The exercise — Set down each line of the material that follows, exactly, with no pictures.

Excerpted records —
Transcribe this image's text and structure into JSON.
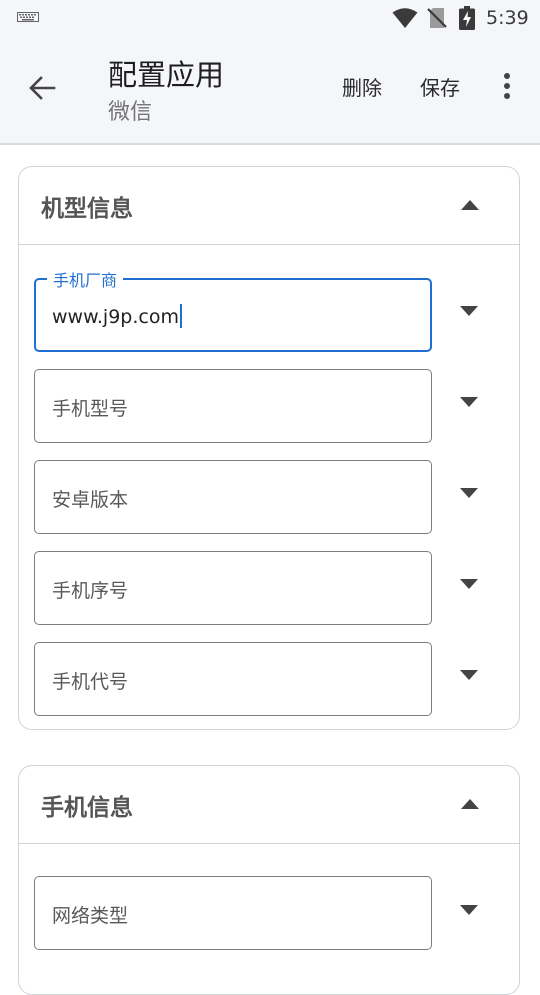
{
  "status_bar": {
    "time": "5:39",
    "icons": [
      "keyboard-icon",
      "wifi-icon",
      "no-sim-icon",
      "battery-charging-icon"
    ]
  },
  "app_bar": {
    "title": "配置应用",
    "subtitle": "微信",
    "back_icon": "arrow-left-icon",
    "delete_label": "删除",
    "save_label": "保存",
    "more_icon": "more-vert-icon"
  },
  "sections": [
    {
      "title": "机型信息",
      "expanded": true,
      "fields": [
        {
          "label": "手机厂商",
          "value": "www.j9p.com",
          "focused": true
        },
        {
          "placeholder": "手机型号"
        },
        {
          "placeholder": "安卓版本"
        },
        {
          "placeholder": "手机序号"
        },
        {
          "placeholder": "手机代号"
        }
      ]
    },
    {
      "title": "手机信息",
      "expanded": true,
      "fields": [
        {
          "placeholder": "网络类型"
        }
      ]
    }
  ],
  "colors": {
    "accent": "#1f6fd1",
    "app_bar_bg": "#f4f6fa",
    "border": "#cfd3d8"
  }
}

Expected answer —
Transcribe this image's text and structure into JSON.
{
  "status_bar": {
    "time": "5:39",
    "icons": [
      "keyboard-icon",
      "wifi-icon",
      "no-sim-icon",
      "battery-charging-icon"
    ]
  },
  "app_bar": {
    "title": "配置应用",
    "subtitle": "微信",
    "back_icon": "arrow-left-icon",
    "delete_label": "删除",
    "save_label": "保存",
    "more_icon": "more-vert-icon"
  },
  "sections": [
    {
      "title": "机型信息",
      "expanded": true,
      "fields": [
        {
          "label": "手机厂商",
          "value": "www.j9p.com",
          "focused": true
        },
        {
          "placeholder": "手机型号"
        },
        {
          "placeholder": "安卓版本"
        },
        {
          "placeholder": "手机序号"
        },
        {
          "placeholder": "手机代号"
        }
      ]
    },
    {
      "title": "手机信息",
      "expanded": true,
      "fields": [
        {
          "placeholder": "网络类型"
        }
      ]
    }
  ],
  "colors": {
    "accent": "#1f6fd1",
    "app_bar_bg": "#f4f6fa",
    "border": "#cfd3d8"
  }
}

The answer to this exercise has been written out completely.